# Records provided:
________

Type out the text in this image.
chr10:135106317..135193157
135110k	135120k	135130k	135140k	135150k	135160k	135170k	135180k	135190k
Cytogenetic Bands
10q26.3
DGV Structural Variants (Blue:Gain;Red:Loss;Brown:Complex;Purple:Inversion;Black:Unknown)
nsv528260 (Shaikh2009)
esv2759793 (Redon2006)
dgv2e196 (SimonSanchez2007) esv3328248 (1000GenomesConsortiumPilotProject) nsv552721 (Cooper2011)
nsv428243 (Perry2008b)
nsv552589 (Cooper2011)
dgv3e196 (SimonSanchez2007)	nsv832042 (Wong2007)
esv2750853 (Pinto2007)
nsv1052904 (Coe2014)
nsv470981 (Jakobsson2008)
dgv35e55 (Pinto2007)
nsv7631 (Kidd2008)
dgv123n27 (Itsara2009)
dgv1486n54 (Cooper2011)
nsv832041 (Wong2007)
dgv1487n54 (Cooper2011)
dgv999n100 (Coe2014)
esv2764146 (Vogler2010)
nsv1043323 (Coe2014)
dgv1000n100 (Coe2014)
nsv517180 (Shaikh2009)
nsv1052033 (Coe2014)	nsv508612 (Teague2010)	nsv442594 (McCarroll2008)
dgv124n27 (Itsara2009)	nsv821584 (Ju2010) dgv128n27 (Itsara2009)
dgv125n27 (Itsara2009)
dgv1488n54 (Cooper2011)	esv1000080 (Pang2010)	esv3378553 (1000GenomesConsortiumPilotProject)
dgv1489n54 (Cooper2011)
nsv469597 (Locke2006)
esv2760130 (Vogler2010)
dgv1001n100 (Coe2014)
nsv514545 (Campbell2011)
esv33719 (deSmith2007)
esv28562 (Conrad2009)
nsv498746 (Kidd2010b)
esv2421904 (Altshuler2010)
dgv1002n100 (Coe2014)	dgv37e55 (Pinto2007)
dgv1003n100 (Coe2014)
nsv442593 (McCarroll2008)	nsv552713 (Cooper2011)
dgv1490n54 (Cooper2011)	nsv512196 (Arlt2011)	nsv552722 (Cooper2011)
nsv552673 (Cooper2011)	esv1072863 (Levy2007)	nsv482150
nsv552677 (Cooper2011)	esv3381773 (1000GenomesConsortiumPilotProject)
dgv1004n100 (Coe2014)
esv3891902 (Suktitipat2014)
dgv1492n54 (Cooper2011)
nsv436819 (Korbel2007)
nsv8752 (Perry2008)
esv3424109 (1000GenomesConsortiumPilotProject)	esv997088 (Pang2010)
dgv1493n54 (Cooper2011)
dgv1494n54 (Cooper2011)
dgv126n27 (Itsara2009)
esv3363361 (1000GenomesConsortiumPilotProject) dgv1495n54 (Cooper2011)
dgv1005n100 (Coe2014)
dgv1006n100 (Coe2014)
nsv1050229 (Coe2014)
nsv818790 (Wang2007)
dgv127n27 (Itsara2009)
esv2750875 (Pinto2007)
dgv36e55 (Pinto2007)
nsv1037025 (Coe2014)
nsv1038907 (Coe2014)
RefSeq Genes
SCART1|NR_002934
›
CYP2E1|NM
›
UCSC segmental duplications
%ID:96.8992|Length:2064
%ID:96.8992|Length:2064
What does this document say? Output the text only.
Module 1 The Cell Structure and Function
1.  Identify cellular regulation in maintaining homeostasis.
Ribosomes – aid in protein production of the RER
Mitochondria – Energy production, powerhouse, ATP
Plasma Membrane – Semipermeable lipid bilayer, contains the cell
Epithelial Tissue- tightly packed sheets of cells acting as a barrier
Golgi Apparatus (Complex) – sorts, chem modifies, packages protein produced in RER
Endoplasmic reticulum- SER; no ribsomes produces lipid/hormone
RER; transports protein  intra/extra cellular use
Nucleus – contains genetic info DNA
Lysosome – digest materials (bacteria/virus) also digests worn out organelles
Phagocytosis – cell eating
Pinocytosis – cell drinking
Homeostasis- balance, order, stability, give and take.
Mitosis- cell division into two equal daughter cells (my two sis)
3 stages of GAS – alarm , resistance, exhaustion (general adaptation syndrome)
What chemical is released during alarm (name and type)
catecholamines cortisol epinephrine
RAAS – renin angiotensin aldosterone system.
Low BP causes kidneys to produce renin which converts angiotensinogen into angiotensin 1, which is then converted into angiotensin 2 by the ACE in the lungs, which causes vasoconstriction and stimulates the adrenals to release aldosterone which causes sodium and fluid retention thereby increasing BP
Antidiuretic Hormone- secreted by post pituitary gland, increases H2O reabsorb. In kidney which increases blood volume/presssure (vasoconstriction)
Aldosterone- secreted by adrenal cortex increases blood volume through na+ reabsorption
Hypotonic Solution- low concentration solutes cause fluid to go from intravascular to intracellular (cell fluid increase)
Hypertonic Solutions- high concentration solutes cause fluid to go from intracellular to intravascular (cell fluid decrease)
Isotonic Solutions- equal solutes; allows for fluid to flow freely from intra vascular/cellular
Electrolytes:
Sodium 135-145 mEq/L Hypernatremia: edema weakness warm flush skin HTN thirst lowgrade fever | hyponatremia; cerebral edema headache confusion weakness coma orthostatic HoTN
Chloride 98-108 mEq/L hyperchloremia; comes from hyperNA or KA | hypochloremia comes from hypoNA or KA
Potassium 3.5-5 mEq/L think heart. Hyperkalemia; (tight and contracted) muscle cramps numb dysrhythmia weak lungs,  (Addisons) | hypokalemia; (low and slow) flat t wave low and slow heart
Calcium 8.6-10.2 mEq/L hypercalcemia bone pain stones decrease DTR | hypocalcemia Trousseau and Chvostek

________

# Work item:
Output the whole listing exactly.

# Output of the task:
Type out the text in this image.
chr10:135106317..135193157
135110k	135120k	135130k	135140k	135150k	135160k	135170k	135180k	135190k
Cytogenetic Bands
10q26.3
DGV Structural Variants (Blue:Gain;Red:Loss;Brown:Complex;Purple:Inversion;Black:Unknown)
nsv528260 (Shaikh2009)
esv2759793 (Redon2006)
dgv2e196 (SimonSanchez2007) esv3328248 (1000GenomesConsortiumPilotProject) nsv552721 (Cooper2011)
nsv428243 (Perry2008b)
nsv552589 (Cooper2011)
dgv3e196 (SimonSanchez2007)	nsv832042 (Wong2007)
esv2750853 (Pinto2007)
nsv1052904 (Coe2014)
nsv470981 (Jakobsson2008)
dgv35e55 (Pinto2007)
nsv7631 (Kidd2008)
dgv123n27 (Itsara2009)
dgv1486n54 (Cooper2011)
nsv832041 (Wong2007)
dgv1487n54 (Cooper2011)
dgv999n100 (Coe2014)
esv2764146 (Vogler2010)
nsv1043323 (Coe2014)
dgv1000n100 (Coe2014)
nsv517180 (Shaikh2009)
nsv1052033 (Coe2014)	nsv508612 (Teague2010)	nsv442594 (McCarroll2008)
dgv124n27 (Itsara2009)	nsv821584 (Ju2010) dgv128n27 (Itsara2009)
dgv125n27 (Itsara2009)
dgv1488n54 (Cooper2011)	esv1000080 (Pang2010)	esv3378553 (1000GenomesConsortiumPilotProject)
dgv1489n54 (Cooper2011)
nsv469597 (Locke2006)
esv2760130 (Vogler2010)
dgv1001n100 (Coe2014)
nsv514545 (Campbell2011)
esv33719 (deSmith2007)
esv28562 (Conrad2009)
nsv498746 (Kidd2010b)
esv2421904 (Altshuler2010)
dgv1002n100 (Coe2014)	dgv37e55 (Pinto2007)
dgv1003n100 (Coe2014)
nsv442593 (McCarroll2008)	nsv552713 (Cooper2011)
dgv1490n54 (Cooper2011)	nsv512196 (Arlt2011)	nsv552722 (Cooper2011)
nsv552673 (Cooper2011)	esv1072863 (Levy2007)	nsv482150
nsv552677 (Cooper2011)	esv3381773 (1000GenomesConsortiumPilotProject)
dgv1004n100 (Coe2014)
esv3891902 (Suktitipat2014)
dgv1492n54 (Cooper2011)
nsv436819 (Korbel2007)
nsv8752 (Perry2008)
esv3424109 (1000GenomesConsortiumPilotProject)	esv997088 (Pang2010)
dgv1493n54 (Cooper2011)
dgv1494n54 (Cooper2011)
dgv126n27 (Itsara2009)
esv3363361 (1000GenomesConsortiumPilotProject) dgv1495n54 (Cooper2011)
dgv1005n100 (Coe2014)
dgv1006n100 (Coe2014)
nsv1050229 (Coe2014)
nsv818790 (Wang2007)
dgv127n27 (Itsara2009)
esv2750875 (Pinto2007)
dgv36e55 (Pinto2007)
nsv1037025 (Coe2014)
nsv1038907 (Coe2014)
RefSeq Genes
SCART1|NR_002934
›
CYP2E1|NM
›
UCSC segmental duplications
%ID:96.8992|Length:2064
%ID:96.8992|Length:2064
What does this document say? Output the text only.
Module 1 The Cell Structure and Function
1.  Identify cellular regulation in maintaining homeostasis.
Ribosomes – aid in protein production of the RER
Mitochondria – Energy production, powerhouse, ATP
Plasma Membrane – Semipermeable lipid bilayer, contains the cell
Epithelial Tissue- tightly packed sheets of cells acting as a barrier
Golgi Apparatus (Complex) – sorts, chem modifies, packages protein produced in RER
Endoplasmic reticulum- SER; no ribsomes produces lipid/hormone
RER; transports protein  intra/extra cellular use
Nucleus – contains genetic info DNA
Lysosome – digest materials (bacteria/virus) also digests worn out organelles
Phagocytosis – cell eating
Pinocytosis – cell drinking
Homeostasis- balance, order, stability, give and take.
Mitosis- cell division into two equal daughter cells (my two sis)
3 stages of GAS – alarm , resistance, exhaustion (general adaptation syndrome)
What chemical is released during alarm (name and type)
catecholamines cortisol epinephrine
RAAS – renin angiotensin aldosterone system.
Low BP causes kidneys to produce renin which converts angiotensinogen into angiotensin 1, which is then converted into angiotensin 2 by the ACE in the lungs, which causes vasoconstriction and stimulates the adrenals to release aldosterone which causes sodium and fluid retention thereby increasing BP
Antidiuretic Hormone- secreted by post pituitary gland, increases H2O reabsorb. In kidney which increases blood volume/presssure (vasoconstriction)
Aldosterone- secreted by adrenal cortex increases blood volume through na+ reabsorption
Hypotonic Solution- low concentration solutes cause fluid to go from intravascular to intracellular (cell fluid increase)
Hypertonic Solutions- high concentration solutes cause fluid to go from intracellular to intravascular (cell fluid decrease)
Isotonic Solutions- equal solutes; allows for fluid to flow freely from intra vascular/cellular
Electrolytes:
Sodium 135-145 mEq/L Hypernatremia: edema weakness warm flush skin HTN thirst lowgrade fever | hyponatremia; cerebral edema headache confusion weakness coma orthostatic HoTN
Chloride 98-108 mEq/L hyperchloremia; comes from hyperNA or KA | hypochloremia comes from hypoNA or KA
Potassium 3.5-5 mEq/L think heart. Hyperkalemia; (tight and contracted) muscle cramps numb dysrhythmia weak lungs,  (Addisons) | hypokalemia; (low and slow) flat t wave low and slow heart
Calcium 8.6-10.2 mEq/L hypercalcemia bone pain stones decrease DTR | hypocalcemia Trousseau and Chvostek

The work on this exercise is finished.